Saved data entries
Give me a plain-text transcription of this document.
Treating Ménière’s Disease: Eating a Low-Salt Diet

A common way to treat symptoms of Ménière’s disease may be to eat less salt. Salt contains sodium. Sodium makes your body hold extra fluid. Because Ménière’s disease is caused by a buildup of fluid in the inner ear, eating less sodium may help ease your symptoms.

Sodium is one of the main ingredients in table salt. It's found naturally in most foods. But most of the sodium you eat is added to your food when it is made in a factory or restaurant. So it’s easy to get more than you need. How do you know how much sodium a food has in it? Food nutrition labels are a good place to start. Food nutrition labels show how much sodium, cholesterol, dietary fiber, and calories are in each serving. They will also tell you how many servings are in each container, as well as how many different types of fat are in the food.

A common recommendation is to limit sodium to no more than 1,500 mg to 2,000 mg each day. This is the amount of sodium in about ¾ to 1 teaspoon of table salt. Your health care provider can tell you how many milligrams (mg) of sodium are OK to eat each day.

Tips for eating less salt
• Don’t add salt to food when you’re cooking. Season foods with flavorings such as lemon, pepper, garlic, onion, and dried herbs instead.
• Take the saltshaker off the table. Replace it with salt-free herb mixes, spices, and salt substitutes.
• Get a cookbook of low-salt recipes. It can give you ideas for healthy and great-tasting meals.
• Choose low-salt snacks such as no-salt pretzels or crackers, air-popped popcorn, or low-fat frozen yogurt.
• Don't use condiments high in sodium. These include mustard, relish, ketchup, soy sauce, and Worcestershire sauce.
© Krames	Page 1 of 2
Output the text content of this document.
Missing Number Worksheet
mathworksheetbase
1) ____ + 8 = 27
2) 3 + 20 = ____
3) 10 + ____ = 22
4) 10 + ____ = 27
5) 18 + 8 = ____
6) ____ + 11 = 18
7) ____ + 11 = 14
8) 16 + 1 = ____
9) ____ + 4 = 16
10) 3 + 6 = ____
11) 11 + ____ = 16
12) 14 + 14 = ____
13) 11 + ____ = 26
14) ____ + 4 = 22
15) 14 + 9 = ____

▶ [Instruction] Retype the records in full. Keep every line identical to the original.

▶ [Output of the exercise]
Give me a plain-text transcription of this document.
Treating Ménière’s Disease: Eating a Low-Salt Diet

A common way to treat symptoms of Ménière’s disease may be to eat less salt. Salt contains sodium. Sodium makes your body hold extra fluid. Because Ménière’s disease is caused by a buildup of fluid in the inner ear, eating less sodium may help ease your symptoms.

Sodium is one of the main ingredients in table salt. It's found naturally in most foods. But most of the sodium you eat is added to your food when it is made in a factory or restaurant. So it’s easy to get more than you need. How do you know how much sodium a food has in it? Food nutrition labels are a good place to start. Food nutrition labels show how much sodium, cholesterol, dietary fiber, and calories are in each serving. They will also tell you how many servings are in each container, as well as how many different types of fat are in the food.

A common recommendation is to limit sodium to no more than 1,500 mg to 2,000 mg each day. This is the amount of sodium in about ¾ to 1 teaspoon of table salt. Your health care provider can tell you how many milligrams (mg) of sodium are OK to eat each day.

Tips for eating less salt
• Don’t add salt to food when you’re cooking. Season foods with flavorings such as lemon, pepper, garlic, onion, and dried herbs instead.
• Take the saltshaker off the table. Replace it with salt-free herb mixes, spices, and salt substitutes.
• Get a cookbook of low-salt recipes. It can give you ideas for healthy and great-tasting meals.
• Choose low-salt snacks such as no-salt pretzels or crackers, air-popped popcorn, or low-fat frozen yogurt.
• Don't use condiments high in sodium. These include mustard, relish, ketchup, soy sauce, and Worcestershire sauce.
© Krames	Page 1 of 2
Output the text content of this document.
Missing Number Worksheet
mathworksheetbase
1) ____ + 8 = 27
2) 3 + 20 = ____
3) 10 + ____ = 22
4) 10 + ____ = 27
5) 18 + 8 = ____
6) ____ + 11 = 18
7) ____ + 11 = 14
8) 16 + 1 = ____
9) ____ + 4 = 16
10) 3 + 6 = ____
11) 11 + ____ = 16
12) 14 + 14 = ____
13) 11 + ____ = 26
14) ____ + 4 = 22
15) 14 + 9 = ____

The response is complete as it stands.